» **TASK DETAILS**: The entries below are to be transcribed in full, without their images.
..........
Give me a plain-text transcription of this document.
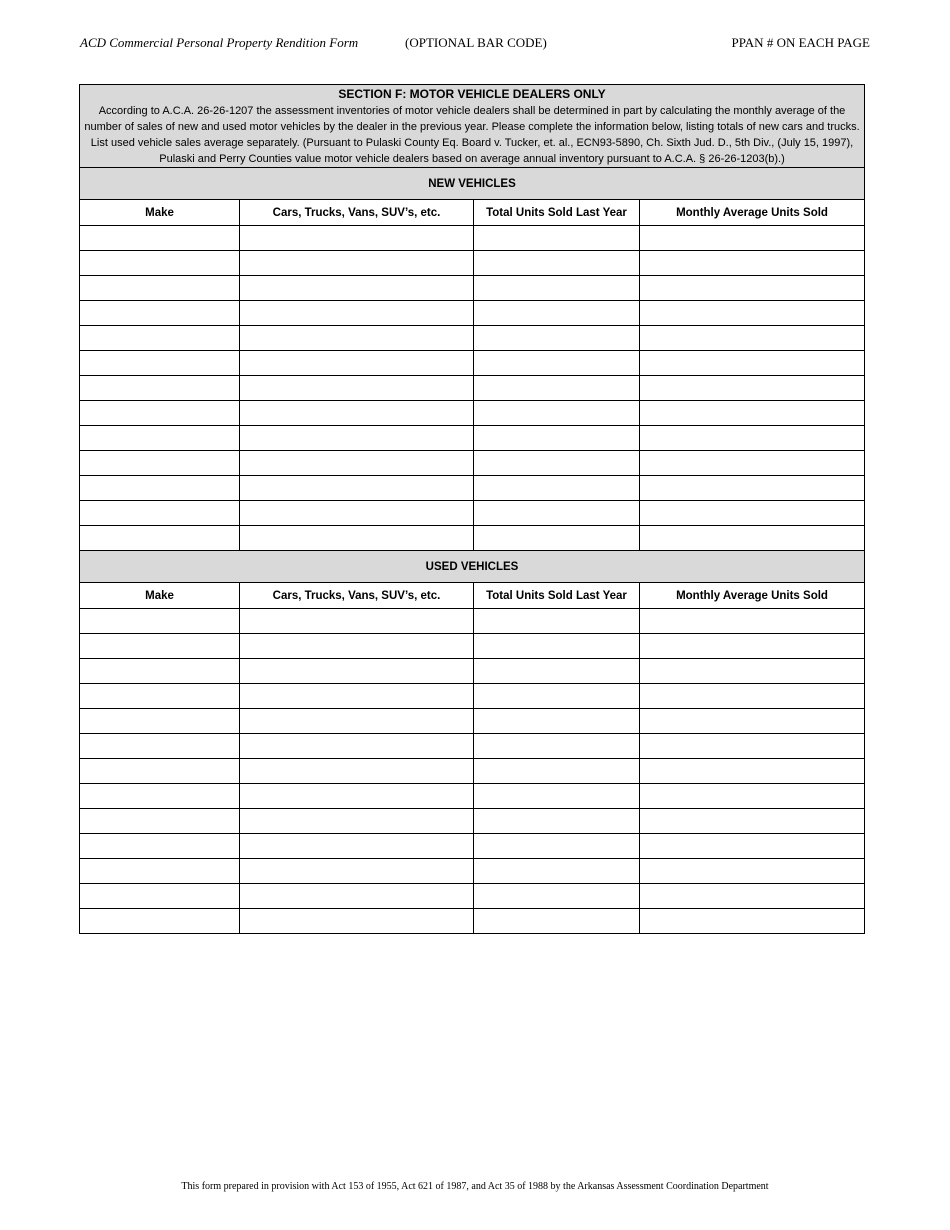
ACD Commercial Personal Property Rendition Form	(OPTIONAL BAR CODE)	PPAN # ON EACH PAGE
SECTION F: MOTOR VEHICLE DEALERS ONLY
According to A.C.A. 26-26-1207 the assessment inventories of motor vehicle dealers shall be determined in part by calculating the monthly average of the number of sales of new and used motor vehicles by the dealer in the previous year. Please complete the information below, listing totals of new cars and trucks. List used vehicle sales average separately. (Pursuant to Pulaski County Eq. Board v. Tucker, et. al., ECN93-5890, Ch. Sixth Jud. D., 5th Div., (July 15, 1997), Pulaski and Perry Counties value motor vehicle dealers based on average annual inventory pursuant to A.C.A. § 26-26-1203(b).)			

NEW VEHICLES			
Make	Cars, Trucks, Vans, SUV’s, etc.	Total Units Sold Last Year	Monthly Average Units Sold

USED VEHICLES			
Make	Cars, Trucks, Vans, SUV’s, etc.	Total Units Sold Last Year	Monthly Average Units Sold

This form prepared in provision with Act 153 of 1955, Act 621 of 1987, and Act 35 of 1988 by the Arkansas Assessment Coordination Department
..........
» **RESULT FOR THIS TASK**:
Give me a plain-text transcription of this document.
ACD Commercial Personal Property Rendition Form	(OPTIONAL BAR CODE)	PPAN # ON EACH PAGE
SECTION F: MOTOR VEHICLE DEALERS ONLY
According to A.C.A. 26-26-1207 the assessment inventories of motor vehicle dealers shall be determined in part by calculating the monthly average of the number of sales of new and used motor vehicles by the dealer in the previous year. Please complete the information below, listing totals of new cars and trucks. List used vehicle sales average separately. (Pursuant to Pulaski County Eq. Board v. Tucker, et. al., ECN93-5890, Ch. Sixth Jud. D., 5th Div., (July 15, 1997), Pulaski and Perry Counties value motor vehicle dealers based on average annual inventory pursuant to A.C.A. § 26-26-1203(b).)			

NEW VEHICLES			
Make	Cars, Trucks, Vans, SUV’s, etc.	Total Units Sold Last Year	Monthly Average Units Sold

USED VEHICLES			
Make	Cars, Trucks, Vans, SUV’s, etc.	Total Units Sold Last Year	Monthly Average Units Sold

This form prepared in provision with Act 153 of 1955, Act 621 of 1987, and Act 35 of 1988 by the Arkansas Assessment Coordination Department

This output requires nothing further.